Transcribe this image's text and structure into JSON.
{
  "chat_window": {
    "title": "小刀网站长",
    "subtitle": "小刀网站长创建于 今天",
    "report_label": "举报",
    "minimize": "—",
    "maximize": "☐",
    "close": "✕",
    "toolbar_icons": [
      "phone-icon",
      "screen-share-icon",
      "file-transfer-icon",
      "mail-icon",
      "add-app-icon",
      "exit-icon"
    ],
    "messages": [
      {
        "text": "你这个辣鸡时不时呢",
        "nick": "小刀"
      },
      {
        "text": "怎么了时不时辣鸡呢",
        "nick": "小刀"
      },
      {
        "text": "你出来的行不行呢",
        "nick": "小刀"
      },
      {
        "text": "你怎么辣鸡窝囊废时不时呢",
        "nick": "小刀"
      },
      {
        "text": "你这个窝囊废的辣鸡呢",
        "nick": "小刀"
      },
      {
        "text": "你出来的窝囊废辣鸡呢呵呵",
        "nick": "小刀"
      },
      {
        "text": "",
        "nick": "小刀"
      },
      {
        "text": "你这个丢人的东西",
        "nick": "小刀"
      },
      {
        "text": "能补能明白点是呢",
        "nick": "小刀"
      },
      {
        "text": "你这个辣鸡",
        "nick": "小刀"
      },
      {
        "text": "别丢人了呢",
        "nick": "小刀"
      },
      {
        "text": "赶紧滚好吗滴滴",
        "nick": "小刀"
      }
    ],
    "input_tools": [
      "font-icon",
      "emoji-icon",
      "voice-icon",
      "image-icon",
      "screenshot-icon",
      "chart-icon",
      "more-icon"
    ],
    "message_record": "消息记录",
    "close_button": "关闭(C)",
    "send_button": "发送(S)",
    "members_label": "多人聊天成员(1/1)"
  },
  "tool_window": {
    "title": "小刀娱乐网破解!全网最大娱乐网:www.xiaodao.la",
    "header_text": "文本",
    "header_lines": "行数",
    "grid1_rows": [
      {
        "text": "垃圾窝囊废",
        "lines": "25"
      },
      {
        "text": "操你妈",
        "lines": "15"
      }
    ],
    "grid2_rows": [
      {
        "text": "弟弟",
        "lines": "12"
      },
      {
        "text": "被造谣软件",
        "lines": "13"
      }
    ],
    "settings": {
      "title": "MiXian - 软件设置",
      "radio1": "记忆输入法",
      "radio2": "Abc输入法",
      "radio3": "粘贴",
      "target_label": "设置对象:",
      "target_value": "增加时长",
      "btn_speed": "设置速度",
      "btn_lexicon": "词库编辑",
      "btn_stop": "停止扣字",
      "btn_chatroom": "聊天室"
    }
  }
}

---

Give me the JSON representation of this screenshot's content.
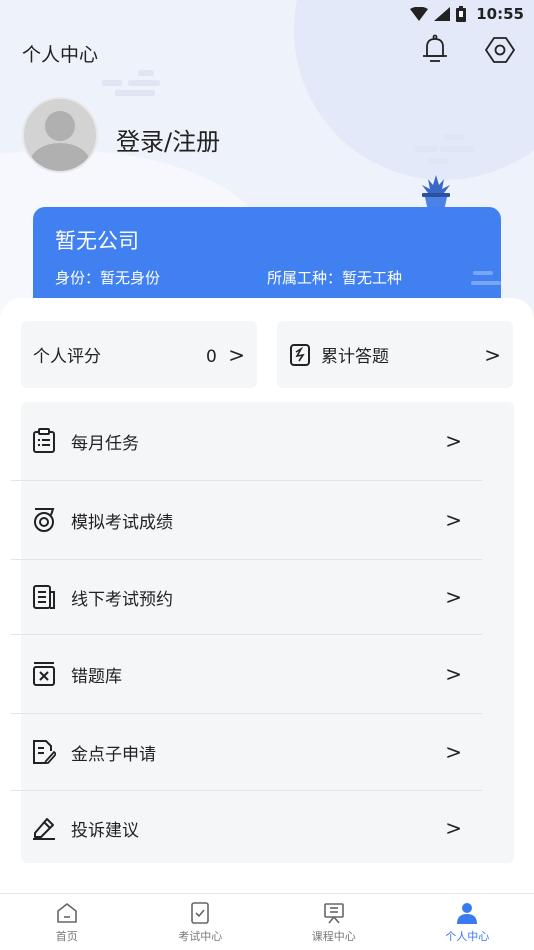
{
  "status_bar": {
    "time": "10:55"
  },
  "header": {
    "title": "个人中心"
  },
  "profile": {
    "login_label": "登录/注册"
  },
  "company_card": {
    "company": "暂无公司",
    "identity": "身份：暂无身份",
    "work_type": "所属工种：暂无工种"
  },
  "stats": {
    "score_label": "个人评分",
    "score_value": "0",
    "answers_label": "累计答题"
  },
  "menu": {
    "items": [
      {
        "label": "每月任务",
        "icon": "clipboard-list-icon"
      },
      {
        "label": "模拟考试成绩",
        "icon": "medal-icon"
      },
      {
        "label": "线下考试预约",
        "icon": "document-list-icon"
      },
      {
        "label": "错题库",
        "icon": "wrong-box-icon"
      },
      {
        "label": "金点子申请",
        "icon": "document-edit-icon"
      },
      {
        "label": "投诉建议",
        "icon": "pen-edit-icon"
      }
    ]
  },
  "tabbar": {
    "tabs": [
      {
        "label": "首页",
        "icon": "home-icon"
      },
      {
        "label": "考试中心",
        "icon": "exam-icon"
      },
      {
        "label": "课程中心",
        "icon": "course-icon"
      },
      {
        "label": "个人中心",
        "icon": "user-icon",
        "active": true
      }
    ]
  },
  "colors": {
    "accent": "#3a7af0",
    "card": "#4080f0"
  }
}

# What needs to be done
Across the material above, how many lines include the string "this"? Only the number is wanted.

# Answer to the problem
2